▶ Exercise directions
Can you reproduce, word for word, every line from the start of the records down to and including the line that contains "shading-kamchatka-core: [319, 116, 347, 136]"?

Element boundary records:
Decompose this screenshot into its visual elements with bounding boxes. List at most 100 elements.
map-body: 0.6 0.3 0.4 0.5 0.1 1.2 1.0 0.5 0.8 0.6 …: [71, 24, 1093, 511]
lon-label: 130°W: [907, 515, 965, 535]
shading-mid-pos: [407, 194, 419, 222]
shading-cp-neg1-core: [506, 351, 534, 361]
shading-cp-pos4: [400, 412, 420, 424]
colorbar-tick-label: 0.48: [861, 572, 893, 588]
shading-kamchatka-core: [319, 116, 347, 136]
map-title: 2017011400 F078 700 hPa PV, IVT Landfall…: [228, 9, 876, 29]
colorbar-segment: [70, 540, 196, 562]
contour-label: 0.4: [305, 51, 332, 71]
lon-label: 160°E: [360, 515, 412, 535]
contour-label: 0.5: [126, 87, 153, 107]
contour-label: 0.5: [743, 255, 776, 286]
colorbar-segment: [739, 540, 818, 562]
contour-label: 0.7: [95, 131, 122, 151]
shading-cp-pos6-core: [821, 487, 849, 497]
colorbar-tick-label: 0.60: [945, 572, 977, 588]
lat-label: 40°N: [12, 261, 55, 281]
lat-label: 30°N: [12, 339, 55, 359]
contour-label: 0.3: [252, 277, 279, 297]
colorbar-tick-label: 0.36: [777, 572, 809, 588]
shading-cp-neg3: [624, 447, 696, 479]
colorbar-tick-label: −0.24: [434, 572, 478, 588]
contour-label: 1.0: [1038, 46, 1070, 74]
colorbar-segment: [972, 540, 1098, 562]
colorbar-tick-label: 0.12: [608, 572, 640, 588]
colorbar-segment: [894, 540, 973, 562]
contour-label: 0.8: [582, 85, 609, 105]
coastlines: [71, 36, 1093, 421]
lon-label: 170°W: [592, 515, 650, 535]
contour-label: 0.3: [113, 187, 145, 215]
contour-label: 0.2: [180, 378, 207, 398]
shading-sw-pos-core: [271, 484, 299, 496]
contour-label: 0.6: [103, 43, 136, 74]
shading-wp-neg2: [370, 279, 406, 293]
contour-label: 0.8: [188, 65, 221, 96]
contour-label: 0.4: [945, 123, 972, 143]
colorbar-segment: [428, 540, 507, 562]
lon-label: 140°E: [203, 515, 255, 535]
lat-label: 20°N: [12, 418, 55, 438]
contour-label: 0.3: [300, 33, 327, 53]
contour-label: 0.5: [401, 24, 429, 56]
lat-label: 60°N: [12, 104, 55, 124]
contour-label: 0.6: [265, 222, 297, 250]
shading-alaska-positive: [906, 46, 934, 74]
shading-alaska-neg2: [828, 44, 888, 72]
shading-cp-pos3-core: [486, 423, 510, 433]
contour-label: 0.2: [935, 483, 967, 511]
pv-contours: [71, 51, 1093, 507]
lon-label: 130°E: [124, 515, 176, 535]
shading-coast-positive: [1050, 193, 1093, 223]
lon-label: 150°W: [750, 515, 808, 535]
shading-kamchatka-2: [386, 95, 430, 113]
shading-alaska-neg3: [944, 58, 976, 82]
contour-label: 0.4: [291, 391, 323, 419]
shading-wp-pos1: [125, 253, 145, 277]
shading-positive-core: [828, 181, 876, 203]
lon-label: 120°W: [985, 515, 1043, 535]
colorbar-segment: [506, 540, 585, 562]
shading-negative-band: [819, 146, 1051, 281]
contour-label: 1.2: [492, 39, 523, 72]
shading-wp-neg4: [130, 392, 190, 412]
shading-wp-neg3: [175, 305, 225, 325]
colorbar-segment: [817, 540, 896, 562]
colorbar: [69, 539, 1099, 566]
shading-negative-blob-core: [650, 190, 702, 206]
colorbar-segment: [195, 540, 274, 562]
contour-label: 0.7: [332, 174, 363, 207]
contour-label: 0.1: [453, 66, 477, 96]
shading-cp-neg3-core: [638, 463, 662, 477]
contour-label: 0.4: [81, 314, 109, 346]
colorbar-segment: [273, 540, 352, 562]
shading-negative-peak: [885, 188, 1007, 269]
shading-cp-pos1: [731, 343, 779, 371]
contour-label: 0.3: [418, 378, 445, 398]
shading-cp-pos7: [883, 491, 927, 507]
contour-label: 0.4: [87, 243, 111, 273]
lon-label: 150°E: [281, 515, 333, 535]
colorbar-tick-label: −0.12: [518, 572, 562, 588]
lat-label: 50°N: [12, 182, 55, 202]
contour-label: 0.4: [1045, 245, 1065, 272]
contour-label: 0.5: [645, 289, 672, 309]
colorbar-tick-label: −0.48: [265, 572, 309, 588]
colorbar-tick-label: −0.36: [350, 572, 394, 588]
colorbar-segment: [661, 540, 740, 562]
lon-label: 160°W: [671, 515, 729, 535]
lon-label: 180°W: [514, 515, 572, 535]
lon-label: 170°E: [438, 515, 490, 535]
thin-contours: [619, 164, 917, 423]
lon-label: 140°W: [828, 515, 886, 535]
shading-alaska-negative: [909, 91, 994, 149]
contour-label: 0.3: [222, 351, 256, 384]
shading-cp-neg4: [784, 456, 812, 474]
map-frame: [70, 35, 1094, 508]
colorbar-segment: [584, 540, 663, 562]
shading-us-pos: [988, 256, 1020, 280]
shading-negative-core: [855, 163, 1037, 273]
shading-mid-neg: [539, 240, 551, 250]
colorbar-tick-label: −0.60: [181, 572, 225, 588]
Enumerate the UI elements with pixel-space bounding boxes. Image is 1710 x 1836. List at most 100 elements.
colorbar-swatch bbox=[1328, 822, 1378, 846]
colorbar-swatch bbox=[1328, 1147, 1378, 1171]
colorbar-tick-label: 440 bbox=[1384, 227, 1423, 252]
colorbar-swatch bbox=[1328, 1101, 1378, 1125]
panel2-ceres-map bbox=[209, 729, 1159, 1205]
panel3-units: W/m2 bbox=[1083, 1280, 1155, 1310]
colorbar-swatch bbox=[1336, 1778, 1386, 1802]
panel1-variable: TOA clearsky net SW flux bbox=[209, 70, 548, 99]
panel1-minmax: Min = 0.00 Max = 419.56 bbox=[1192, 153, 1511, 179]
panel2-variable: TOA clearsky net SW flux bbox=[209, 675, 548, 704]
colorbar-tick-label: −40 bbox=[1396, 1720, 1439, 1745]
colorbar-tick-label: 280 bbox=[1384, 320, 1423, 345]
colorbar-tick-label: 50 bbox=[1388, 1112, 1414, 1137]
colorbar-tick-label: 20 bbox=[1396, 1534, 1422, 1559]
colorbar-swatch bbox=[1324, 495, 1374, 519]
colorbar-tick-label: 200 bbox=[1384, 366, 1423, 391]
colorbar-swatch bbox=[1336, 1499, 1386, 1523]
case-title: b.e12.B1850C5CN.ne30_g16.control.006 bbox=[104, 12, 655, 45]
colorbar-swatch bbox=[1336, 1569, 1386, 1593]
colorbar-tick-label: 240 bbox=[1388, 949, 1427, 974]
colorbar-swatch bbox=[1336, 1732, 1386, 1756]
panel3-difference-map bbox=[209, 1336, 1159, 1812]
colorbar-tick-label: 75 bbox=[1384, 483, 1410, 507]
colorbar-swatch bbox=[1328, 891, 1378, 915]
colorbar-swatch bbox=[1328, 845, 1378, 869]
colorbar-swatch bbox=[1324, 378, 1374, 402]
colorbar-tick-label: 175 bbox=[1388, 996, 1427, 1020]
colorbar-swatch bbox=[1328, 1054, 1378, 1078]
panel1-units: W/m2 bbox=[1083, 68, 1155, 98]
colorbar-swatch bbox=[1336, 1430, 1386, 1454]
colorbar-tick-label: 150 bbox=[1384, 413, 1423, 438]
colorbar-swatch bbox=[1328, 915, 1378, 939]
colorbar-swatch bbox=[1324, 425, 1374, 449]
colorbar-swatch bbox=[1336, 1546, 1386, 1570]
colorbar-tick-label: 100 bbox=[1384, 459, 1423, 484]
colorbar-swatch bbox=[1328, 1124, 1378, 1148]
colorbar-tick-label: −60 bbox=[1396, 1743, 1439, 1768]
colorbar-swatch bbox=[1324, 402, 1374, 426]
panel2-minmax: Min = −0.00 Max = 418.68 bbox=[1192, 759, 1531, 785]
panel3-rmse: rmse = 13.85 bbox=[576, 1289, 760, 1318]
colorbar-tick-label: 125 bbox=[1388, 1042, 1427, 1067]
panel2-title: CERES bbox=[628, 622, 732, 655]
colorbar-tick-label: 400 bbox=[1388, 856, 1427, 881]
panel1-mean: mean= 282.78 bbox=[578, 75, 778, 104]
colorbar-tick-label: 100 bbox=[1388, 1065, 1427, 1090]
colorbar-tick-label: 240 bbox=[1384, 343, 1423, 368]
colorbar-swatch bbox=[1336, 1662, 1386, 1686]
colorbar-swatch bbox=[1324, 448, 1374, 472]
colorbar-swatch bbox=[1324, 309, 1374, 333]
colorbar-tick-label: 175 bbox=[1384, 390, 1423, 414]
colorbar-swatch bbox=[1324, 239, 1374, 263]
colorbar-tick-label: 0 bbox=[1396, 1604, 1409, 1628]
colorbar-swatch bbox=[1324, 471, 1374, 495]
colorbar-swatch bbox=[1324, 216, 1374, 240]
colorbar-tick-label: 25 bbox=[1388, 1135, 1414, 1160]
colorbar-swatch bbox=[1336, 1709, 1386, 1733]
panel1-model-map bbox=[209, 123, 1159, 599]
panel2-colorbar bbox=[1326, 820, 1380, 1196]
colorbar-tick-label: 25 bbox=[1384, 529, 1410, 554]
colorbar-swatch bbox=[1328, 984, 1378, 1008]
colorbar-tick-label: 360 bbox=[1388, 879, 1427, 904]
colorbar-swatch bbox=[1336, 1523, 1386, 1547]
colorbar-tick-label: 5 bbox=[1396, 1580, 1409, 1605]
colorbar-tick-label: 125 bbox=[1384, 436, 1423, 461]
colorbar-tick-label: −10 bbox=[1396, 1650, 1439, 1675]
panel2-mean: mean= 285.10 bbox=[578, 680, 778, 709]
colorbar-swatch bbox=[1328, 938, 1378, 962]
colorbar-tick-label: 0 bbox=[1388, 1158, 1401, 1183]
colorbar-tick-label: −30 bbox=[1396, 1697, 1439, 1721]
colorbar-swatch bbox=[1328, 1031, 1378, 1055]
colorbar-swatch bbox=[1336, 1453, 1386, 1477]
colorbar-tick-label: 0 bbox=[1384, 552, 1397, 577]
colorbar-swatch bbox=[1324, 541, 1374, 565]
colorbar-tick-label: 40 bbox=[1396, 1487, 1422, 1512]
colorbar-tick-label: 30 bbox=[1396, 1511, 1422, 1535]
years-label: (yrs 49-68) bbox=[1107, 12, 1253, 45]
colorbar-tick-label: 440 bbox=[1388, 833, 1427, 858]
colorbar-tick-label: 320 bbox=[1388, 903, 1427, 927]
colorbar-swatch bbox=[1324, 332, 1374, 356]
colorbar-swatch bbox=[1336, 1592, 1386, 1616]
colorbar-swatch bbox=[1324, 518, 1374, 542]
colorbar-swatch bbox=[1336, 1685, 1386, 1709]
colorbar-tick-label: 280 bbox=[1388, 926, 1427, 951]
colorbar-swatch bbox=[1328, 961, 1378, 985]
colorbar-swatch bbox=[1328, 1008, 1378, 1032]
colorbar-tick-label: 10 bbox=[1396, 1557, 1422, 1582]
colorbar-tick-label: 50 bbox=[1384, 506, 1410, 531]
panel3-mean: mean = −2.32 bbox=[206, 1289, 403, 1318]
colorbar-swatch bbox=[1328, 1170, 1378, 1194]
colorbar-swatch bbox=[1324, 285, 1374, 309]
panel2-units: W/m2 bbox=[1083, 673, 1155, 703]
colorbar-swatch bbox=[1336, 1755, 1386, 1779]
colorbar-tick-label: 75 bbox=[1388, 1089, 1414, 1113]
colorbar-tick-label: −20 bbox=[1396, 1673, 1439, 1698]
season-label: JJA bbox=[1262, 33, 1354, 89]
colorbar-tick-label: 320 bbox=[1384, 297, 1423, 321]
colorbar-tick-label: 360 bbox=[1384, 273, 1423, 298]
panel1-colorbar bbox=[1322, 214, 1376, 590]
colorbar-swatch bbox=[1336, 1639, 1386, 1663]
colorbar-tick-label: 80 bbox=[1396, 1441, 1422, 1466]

▶ Response for this exercise
Decompose this screenshot into its visual elements with bounding boxes. List at most 100 elements.
map-body: 0.6 0.3 0.4 0.5 0.1 1.2 1.0 0.5 0.8 0.6 …: [71, 24, 1093, 511]
lon-label: 130°W: [907, 515, 965, 535]
shading-mid-pos: [407, 194, 419, 222]
shading-cp-neg1-core: [506, 351, 534, 361]
shading-cp-pos4: [400, 412, 420, 424]
colorbar-tick-label: 0.48: [861, 572, 893, 588]
shading-kamchatka-core: [319, 116, 347, 136]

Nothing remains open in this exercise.